Task description:
Copy each line that contains the word "также".

Entries from a dataset:
— START —

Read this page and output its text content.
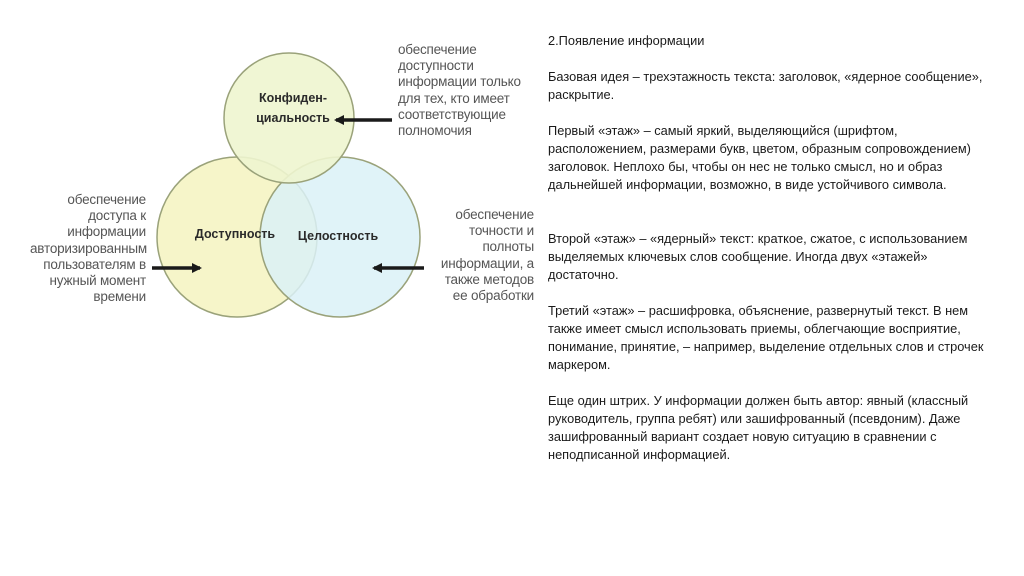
Конфиден-
циальность
Доступность	Целостность
обеспечение
доступности
информации только
для тех, кто имеет
соответствующие
полномочия
обеспечение
доступа к
информации
авторизированным
пользователям в
нужный момент
времени
обеспечение
точности и
полноты
информации, а
также методов
ее обработки

2.Появление информации

Базовая идея – трехэтажность текста: заголовок, «ядерное сообщение», раскрытие.

Первый «этаж» – самый яркий, выделяющийся (шрифтом, расположением, размерами букв, цветом, образным сопровождением) заголовок. Неплохо бы, чтобы он нес не только смысл, но и образ дальнейшей информации, возможно, в виде устойчивого символа.

Второй «этаж» – «ядерный» текст: краткое, сжатое, с использованием выделяемых ключевых слов сообщение. Иногда двух «этажей» достаточно.

Третий «этаж» – расшифровка, объяснение, развернутый текст. В нем также имеет смысл использовать приемы, облегчающие восприятие, понимание, принятие, – например, выделение отдельных слов и строчек маркером.

Еще один штрих. У информации должен быть автор: явный (классный руководитель, группа ребят) или зашифрованный (псевдоним). Даже зашифрованный вариант создает новую ситуацию в сравнении с неподписанной информацией.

— END —

Solved exercise:
также методов
Третий «этаж» – расшифровка, объяснение, развернутый текст. В нем также имеет смысл использовать приемы, облегчающие восприятие, понимание, принятие, – например, выделение отдельных слов и строчек маркером.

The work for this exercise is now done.